— Start —

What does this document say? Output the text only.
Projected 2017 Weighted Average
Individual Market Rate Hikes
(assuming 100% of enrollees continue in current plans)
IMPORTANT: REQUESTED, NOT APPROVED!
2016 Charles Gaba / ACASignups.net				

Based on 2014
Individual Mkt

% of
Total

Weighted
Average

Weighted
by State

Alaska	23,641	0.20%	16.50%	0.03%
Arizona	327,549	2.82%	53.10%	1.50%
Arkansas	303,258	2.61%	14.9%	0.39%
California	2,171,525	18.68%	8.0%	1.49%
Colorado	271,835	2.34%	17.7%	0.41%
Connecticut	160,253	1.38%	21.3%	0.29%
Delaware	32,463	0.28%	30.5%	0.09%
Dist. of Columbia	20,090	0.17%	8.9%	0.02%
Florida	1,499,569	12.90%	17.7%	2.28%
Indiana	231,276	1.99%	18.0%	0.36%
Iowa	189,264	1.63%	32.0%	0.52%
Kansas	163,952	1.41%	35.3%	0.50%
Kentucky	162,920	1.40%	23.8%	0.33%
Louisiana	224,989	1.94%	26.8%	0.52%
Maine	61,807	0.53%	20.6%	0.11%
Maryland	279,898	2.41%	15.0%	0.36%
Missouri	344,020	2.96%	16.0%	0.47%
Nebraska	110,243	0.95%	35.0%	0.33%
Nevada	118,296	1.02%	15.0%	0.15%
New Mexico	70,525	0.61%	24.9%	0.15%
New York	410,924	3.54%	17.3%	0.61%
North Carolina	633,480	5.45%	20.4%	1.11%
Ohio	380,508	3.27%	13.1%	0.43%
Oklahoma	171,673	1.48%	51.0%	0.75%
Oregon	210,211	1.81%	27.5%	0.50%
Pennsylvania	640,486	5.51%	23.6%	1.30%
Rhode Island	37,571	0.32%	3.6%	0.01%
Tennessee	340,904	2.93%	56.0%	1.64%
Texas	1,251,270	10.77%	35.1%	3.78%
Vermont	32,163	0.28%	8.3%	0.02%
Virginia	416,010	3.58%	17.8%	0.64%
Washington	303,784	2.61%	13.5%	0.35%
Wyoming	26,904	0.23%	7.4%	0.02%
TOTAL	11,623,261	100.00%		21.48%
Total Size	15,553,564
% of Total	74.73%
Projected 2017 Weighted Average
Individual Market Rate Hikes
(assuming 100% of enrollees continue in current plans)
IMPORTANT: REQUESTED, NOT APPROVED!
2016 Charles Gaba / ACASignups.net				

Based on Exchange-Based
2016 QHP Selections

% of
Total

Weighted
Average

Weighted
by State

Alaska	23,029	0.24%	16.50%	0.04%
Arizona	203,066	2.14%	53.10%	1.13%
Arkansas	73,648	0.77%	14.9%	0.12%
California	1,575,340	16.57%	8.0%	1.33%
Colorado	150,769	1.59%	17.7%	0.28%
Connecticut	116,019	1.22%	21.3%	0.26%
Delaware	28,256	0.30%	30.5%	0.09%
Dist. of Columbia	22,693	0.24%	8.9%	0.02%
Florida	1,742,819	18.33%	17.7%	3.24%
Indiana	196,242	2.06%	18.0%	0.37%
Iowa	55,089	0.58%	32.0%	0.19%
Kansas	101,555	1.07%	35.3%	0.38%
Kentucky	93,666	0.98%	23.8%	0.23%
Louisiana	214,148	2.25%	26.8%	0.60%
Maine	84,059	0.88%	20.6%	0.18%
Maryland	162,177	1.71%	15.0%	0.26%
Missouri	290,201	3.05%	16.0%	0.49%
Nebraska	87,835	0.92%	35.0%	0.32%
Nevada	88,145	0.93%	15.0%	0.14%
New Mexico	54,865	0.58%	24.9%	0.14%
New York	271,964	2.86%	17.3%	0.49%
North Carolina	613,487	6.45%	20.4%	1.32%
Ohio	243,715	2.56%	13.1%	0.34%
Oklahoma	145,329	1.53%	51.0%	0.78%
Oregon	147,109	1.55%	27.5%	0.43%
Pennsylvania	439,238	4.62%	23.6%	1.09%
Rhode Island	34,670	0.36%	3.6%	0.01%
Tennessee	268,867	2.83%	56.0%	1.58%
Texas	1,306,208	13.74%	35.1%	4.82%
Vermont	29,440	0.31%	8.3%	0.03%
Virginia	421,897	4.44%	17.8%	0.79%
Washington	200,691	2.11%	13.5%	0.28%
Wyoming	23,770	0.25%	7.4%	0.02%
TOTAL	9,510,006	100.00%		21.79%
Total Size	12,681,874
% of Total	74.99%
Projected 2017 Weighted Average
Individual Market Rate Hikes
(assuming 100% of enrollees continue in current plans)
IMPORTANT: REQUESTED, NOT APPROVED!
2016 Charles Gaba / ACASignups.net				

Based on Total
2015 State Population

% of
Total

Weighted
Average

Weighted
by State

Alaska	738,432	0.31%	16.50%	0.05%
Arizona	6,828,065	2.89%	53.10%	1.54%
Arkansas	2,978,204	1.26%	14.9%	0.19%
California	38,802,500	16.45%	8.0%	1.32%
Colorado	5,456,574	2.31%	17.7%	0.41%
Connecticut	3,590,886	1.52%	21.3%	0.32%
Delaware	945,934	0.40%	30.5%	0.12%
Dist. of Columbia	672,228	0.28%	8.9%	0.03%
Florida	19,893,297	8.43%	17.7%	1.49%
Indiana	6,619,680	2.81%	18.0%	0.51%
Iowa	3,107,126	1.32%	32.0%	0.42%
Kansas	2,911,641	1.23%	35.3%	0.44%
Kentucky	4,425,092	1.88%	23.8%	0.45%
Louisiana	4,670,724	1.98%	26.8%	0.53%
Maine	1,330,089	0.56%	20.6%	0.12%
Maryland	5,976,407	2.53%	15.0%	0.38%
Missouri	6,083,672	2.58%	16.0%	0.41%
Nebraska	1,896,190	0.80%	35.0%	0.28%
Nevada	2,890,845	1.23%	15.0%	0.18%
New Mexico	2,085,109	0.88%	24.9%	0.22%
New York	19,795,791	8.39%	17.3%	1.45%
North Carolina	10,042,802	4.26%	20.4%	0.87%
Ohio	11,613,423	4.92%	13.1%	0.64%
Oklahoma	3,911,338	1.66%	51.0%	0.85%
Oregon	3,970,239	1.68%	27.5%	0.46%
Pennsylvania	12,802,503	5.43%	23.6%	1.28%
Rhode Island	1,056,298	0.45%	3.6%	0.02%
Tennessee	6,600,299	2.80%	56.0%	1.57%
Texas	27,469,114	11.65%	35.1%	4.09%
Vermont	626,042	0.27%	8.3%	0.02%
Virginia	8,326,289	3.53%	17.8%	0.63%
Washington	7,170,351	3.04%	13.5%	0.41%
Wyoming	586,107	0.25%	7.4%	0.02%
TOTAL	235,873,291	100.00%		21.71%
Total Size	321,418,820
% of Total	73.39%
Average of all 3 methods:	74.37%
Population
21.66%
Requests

— End —

What is required:
Copy the material above verbatim.

Output for this task:
What does this document say? Output the text only.
Projected 2017 Weighted Average
Individual Market Rate Hikes
(assuming 100% of enrollees continue in current plans)
IMPORTANT: REQUESTED, NOT APPROVED!
2016 Charles Gaba / ACASignups.net				

Based on 2014
Individual Mkt

% of
Total

Weighted
Average

Weighted
by State

Alaska	23,641	0.20%	16.50%	0.03%
Arizona	327,549	2.82%	53.10%	1.50%
Arkansas	303,258	2.61%	14.9%	0.39%
California	2,171,525	18.68%	8.0%	1.49%
Colorado	271,835	2.34%	17.7%	0.41%
Connecticut	160,253	1.38%	21.3%	0.29%
Delaware	32,463	0.28%	30.5%	0.09%
Dist. of Columbia	20,090	0.17%	8.9%	0.02%
Florida	1,499,569	12.90%	17.7%	2.28%
Indiana	231,276	1.99%	18.0%	0.36%
Iowa	189,264	1.63%	32.0%	0.52%
Kansas	163,952	1.41%	35.3%	0.50%
Kentucky	162,920	1.40%	23.8%	0.33%
Louisiana	224,989	1.94%	26.8%	0.52%
Maine	61,807	0.53%	20.6%	0.11%
Maryland	279,898	2.41%	15.0%	0.36%
Missouri	344,020	2.96%	16.0%	0.47%
Nebraska	110,243	0.95%	35.0%	0.33%
Nevada	118,296	1.02%	15.0%	0.15%
New Mexico	70,525	0.61%	24.9%	0.15%
New York	410,924	3.54%	17.3%	0.61%
North Carolina	633,480	5.45%	20.4%	1.11%
Ohio	380,508	3.27%	13.1%	0.43%
Oklahoma	171,673	1.48%	51.0%	0.75%
Oregon	210,211	1.81%	27.5%	0.50%
Pennsylvania	640,486	5.51%	23.6%	1.30%
Rhode Island	37,571	0.32%	3.6%	0.01%
Tennessee	340,904	2.93%	56.0%	1.64%
Texas	1,251,270	10.77%	35.1%	3.78%
Vermont	32,163	0.28%	8.3%	0.02%
Virginia	416,010	3.58%	17.8%	0.64%
Washington	303,784	2.61%	13.5%	0.35%
Wyoming	26,904	0.23%	7.4%	0.02%
TOTAL	11,623,261	100.00%		21.48%
Total Size	15,553,564
% of Total	74.73%
Projected 2017 Weighted Average
Individual Market Rate Hikes
(assuming 100% of enrollees continue in current plans)
IMPORTANT: REQUESTED, NOT APPROVED!
2016 Charles Gaba / ACASignups.net				

Based on Exchange-Based
2016 QHP Selections

% of
Total

Weighted
Average

Weighted
by State

Alaska	23,029	0.24%	16.50%	0.04%
Arizona	203,066	2.14%	53.10%	1.13%
Arkansas	73,648	0.77%	14.9%	0.12%
California	1,575,340	16.57%	8.0%	1.33%
Colorado	150,769	1.59%	17.7%	0.28%
Connecticut	116,019	1.22%	21.3%	0.26%
Delaware	28,256	0.30%	30.5%	0.09%
Dist. of Columbia	22,693	0.24%	8.9%	0.02%
Florida	1,742,819	18.33%	17.7%	3.24%
Indiana	196,242	2.06%	18.0%	0.37%
Iowa	55,089	0.58%	32.0%	0.19%
Kansas	101,555	1.07%	35.3%	0.38%
Kentucky	93,666	0.98%	23.8%	0.23%
Louisiana	214,148	2.25%	26.8%	0.60%
Maine	84,059	0.88%	20.6%	0.18%
Maryland	162,177	1.71%	15.0%	0.26%
Missouri	290,201	3.05%	16.0%	0.49%
Nebraska	87,835	0.92%	35.0%	0.32%
Nevada	88,145	0.93%	15.0%	0.14%
New Mexico	54,865	0.58%	24.9%	0.14%
New York	271,964	2.86%	17.3%	0.49%
North Carolina	613,487	6.45%	20.4%	1.32%
Ohio	243,715	2.56%	13.1%	0.34%
Oklahoma	145,329	1.53%	51.0%	0.78%
Oregon	147,109	1.55%	27.5%	0.43%
Pennsylvania	439,238	4.62%	23.6%	1.09%
Rhode Island	34,670	0.36%	3.6%	0.01%
Tennessee	268,867	2.83%	56.0%	1.58%
Texas	1,306,208	13.74%	35.1%	4.82%
Vermont	29,440	0.31%	8.3%	0.03%
Virginia	421,897	4.44%	17.8%	0.79%
Washington	200,691	2.11%	13.5%	0.28%
Wyoming	23,770	0.25%	7.4%	0.02%
TOTAL	9,510,006	100.00%		21.79%
Total Size	12,681,874
% of Total	74.99%
Projected 2017 Weighted Average
Individual Market Rate Hikes
(assuming 100% of enrollees continue in current plans)
IMPORTANT: REQUESTED, NOT APPROVED!
2016 Charles Gaba / ACASignups.net				

Based on Total
2015 State Population

% of
Total

Weighted
Average

Weighted
by State

Alaska	738,432	0.31%	16.50%	0.05%
Arizona	6,828,065	2.89%	53.10%	1.54%
Arkansas	2,978,204	1.26%	14.9%	0.19%
California	38,802,500	16.45%	8.0%	1.32%
Colorado	5,456,574	2.31%	17.7%	0.41%
Connecticut	3,590,886	1.52%	21.3%	0.32%
Delaware	945,934	0.40%	30.5%	0.12%
Dist. of Columbia	672,228	0.28%	8.9%	0.03%
Florida	19,893,297	8.43%	17.7%	1.49%
Indiana	6,619,680	2.81%	18.0%	0.51%
Iowa	3,107,126	1.32%	32.0%	0.42%
Kansas	2,911,641	1.23%	35.3%	0.44%
Kentucky	4,425,092	1.88%	23.8%	0.45%
Louisiana	4,670,724	1.98%	26.8%	0.53%
Maine	1,330,089	0.56%	20.6%	0.12%
Maryland	5,976,407	2.53%	15.0%	0.38%
Missouri	6,083,672	2.58%	16.0%	0.41%
Nebraska	1,896,190	0.80%	35.0%	0.28%
Nevada	2,890,845	1.23%	15.0%	0.18%
New Mexico	2,085,109	0.88%	24.9%	0.22%
New York	19,795,791	8.39%	17.3%	1.45%
North Carolina	10,042,802	4.26%	20.4%	0.87%
Ohio	11,613,423	4.92%	13.1%	0.64%
Oklahoma	3,911,338	1.66%	51.0%	0.85%
Oregon	3,970,239	1.68%	27.5%	0.46%
Pennsylvania	12,802,503	5.43%	23.6%	1.28%
Rhode Island	1,056,298	0.45%	3.6%	0.02%
Tennessee	6,600,299	2.80%	56.0%	1.57%
Texas	27,469,114	11.65%	35.1%	4.09%
Vermont	626,042	0.27%	8.3%	0.02%
Virginia	8,326,289	3.53%	17.8%	0.63%
Washington	7,170,351	3.04%	13.5%	0.41%
Wyoming	586,107	0.25%	7.4%	0.02%
TOTAL	235,873,291	100.00%		21.71%
Total Size	321,418,820
% of Total	73.39%
Average of all 3 methods:	74.37%
Population
21.66%
Requests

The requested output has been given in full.